Te lezen tekst
====

De Roerdalslenk: internationaal grondwaterbeheer

25 februari 2019

Voor de kwaliteitswaarborging en eerlijke verdeling van grond- en oppervlaktewater werken regio’s samen op zowel nationaal als internationaal niveau. Bijvoorbeeld in de Roerdalslenk, waar Limburg, Noord-Brabant, Vlaanderen en de Duitse deelstaat Noordrijn-Westfalen gezamenlijk het grondwater gaan beheren.

Water houdt zich niet aan de grenzen van een land of provincie. Dat betekent dat regio’s moeten samenwerken om te zorgen dat water dat de grens overtrekt van goede kwaliteit is en eerlijk verdeeld wordt over de passerende gebieden. Als deltaland is Nederland een soort afvoerputje van Europa: grote rivieren als de Rijn en Maas monden in ons land uit in de Noordzee. Wanneer omringende landen weinig oog hebben voor de waterkwaliteit en -kwantiteit, heeft dat hier gevolgen voor het milieu en de drinkwatervoorziening.

Europese Kaderrichtlijn Water

De laatste decennia is de internationale samenwerking sterk verbeterd, bijvoorbeeld met de komst van Europese Kaderrichtlijn Water (KRW). In die richtlijn staat onder meer aan welke kwaliteitseisen oppervlaktewater en grondwater moet voldoen. Daarmee zijn landen niet alleen verantwoordelijk voor het water binnen hun eigen landsgrenzen, maar ook voor de kwaliteit van het water dat het land uitstroomt.

Verantwoordelijkheden provincies

In Nederland is binnen de KRW afgesproken dat Rijkswaterstaat verantwoordelijk is voor de Rijkswateren (rivieren, meren) en provincies en waterschappen toezicht houden op de kwaliteit en kwantiteit van regionaal oppervlaktewater en grondwater. Daarnaast bepalen provincies en waterschappen als vergunningsverstrekkers welke partijen in welke hoeveelheden grondwater mogen oppompen en wat de industrie wel en niet mag lozen op oppervlaktewater.

Goed voorbeeld: Zeeland, Zuid-Holland en Noord-Brabant werken samen voor een eerlijke verdeling van het water uit de Maas

Samenwerken bij verdeling zoetwater

Binnen Nederland zelf werken provincies ook onderling samen aan oppervlakte- en grondwaterbeheer, onder andere in het Deltaprogramma Zoetwater. Zo zorgen in het zuidwesten van het land Zeeland, Zuid-Holland en Noord-Brabant voor een eerlijke verdeling van het water uit de Maas. Met name voor Zeeland is die samenwerking van groot belang. De provincie wordt omringd door zeewater en heeft dus geen eigen zoetwatervoorziening.

De Roerdalslenk

Behalve bij oppervlaktewater wordt er ook bij grondwater op verschillende gebieden samengewerkt tussen regio’s. Daarbij gaat het vooral om het kwantiteitsvraagstuk. Voor grondwateronttrekking moeten verschillende belanghebbenden in dezelfde, soms beperkte, vijver vissen. Bijvoorbeeld in het zuiden van Nederland, in de Roerdalslenk, een gebied dat zich grofweg uitstrekt tussen Sittard, Roermond, Den Bosch en Tilburg en delen van Vlaanderen en het Duitse Noordrijn-Westfalen.

====

Beschikbare gegevens
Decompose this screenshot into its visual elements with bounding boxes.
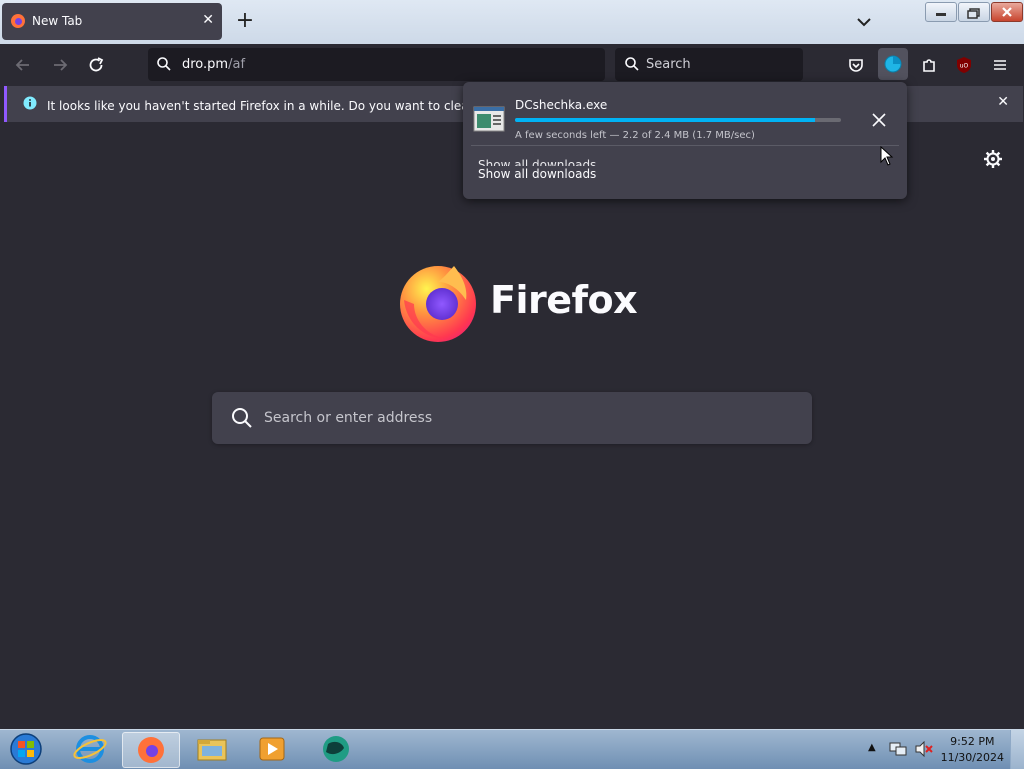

====

Kopieer woordelijk alles uit de tekst over de Roerdalslenk vanaf "Goed voorbeeld: Zeeland, Zuid-Holland" tot en met "geen eigen zoetwatervoorziening.".

Goed voorbeeld: Zeeland, Zuid-Holland en Noord-Brabant werken samen voor een eerlijke verdeling van het water uit de Maas

Samenwerken bij verdeling zoetwater

Binnen Nederland zelf werken provincies ook onderling samen aan oppervlakte- en grondwaterbeheer, onder andere in het Deltaprogramma Zoetwater. Zo zorgen in het zuidwesten van het land Zeeland, Zuid-Holland en Noord-Brabant voor een eerlijke verdeling van het water uit de Maas. Met name voor Zeeland is die samenwerking van groot belang. De provincie wordt omringd door zeewater en heeft dus geen eigen zoetwatervoorziening.